===== Records supplied

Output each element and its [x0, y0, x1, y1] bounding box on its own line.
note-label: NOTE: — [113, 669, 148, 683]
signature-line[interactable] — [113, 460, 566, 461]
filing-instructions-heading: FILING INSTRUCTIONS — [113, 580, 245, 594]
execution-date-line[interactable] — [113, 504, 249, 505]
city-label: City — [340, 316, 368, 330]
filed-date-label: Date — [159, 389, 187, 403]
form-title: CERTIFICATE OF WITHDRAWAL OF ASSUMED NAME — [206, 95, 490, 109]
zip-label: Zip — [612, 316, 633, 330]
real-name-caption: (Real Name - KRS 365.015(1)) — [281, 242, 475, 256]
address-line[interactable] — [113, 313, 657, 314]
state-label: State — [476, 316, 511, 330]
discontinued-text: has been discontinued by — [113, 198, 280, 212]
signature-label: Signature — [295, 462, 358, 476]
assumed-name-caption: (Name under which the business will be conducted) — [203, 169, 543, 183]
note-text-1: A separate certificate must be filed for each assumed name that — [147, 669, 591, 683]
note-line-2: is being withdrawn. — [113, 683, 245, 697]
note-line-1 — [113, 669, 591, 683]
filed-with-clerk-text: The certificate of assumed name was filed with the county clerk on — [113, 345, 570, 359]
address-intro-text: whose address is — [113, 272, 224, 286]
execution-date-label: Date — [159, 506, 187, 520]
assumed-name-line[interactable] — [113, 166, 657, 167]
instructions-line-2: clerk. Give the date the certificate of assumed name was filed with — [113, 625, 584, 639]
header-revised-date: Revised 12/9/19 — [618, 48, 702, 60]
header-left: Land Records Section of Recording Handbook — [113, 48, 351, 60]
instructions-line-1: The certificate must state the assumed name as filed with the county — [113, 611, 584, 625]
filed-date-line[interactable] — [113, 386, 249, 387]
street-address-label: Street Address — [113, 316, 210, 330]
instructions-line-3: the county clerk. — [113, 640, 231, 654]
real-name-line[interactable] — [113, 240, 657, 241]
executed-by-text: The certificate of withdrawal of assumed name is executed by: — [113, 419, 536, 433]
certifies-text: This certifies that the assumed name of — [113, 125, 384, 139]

==========

__Directions__.
Reproduce the data above line for line, changing every "county clerk" to "county registrar" and leaving everything else as it is.

__Exercise output__.
Output each element and its [x0, y0, x1, y1] bounding box on its own line.
note-label: NOTE: — [113, 669, 148, 683]
signature-line[interactable] — [113, 460, 566, 461]
filing-instructions-heading: FILING INSTRUCTIONS — [113, 580, 245, 594]
execution-date-line[interactable] — [113, 504, 249, 505]
city-label: City — [340, 316, 368, 330]
filed-date-label: Date — [159, 389, 187, 403]
form-title: CERTIFICATE OF WITHDRAWAL OF ASSUMED NAME — [206, 95, 490, 109]
zip-label: Zip — [612, 316, 633, 330]
real-name-caption: (Real Name - KRS 365.015(1)) — [281, 242, 475, 256]
address-line[interactable] — [113, 313, 657, 314]
state-label: State — [476, 316, 511, 330]
discontinued-text: has been discontinued by — [113, 198, 280, 212]
signature-label: Signature — [295, 462, 358, 476]
assumed-name-caption: (Name under which the business will be conducted) — [203, 169, 543, 183]
note-text-1: A separate certificate must be filed for each assumed name that — [147, 669, 591, 683]
note-line-2: is being withdrawn. — [113, 683, 245, 697]
note-line-1 — [113, 669, 591, 683]
filed-with-clerk-text: The certificate of assumed name was filed with the county registrar on — [113, 345, 570, 359]
address-intro-text: whose address is — [113, 272, 224, 286]
execution-date-label: Date — [159, 506, 187, 520]
assumed-name-line[interactable] — [113, 166, 657, 167]
instructions-line-2: clerk. Give the date the certificate of assumed name was filed with — [113, 625, 584, 639]
header-revised-date: Revised 12/9/19 — [618, 48, 702, 60]
header-left: Land Records Section of Recording Handbook — [113, 48, 351, 60]
instructions-line-1: The certificate must state the assumed name as filed with the county — [113, 611, 584, 625]
filed-date-line[interactable] — [113, 386, 249, 387]
street-address-label: Street Address — [113, 316, 210, 330]
instructions-line-3: the county registrar. — [113, 640, 231, 654]
real-name-line[interactable] — [113, 240, 657, 241]
executed-by-text: The certificate of withdrawal of assumed name is executed by: — [113, 419, 536, 433]
certifies-text: This certifies that the assumed name of — [113, 125, 384, 139]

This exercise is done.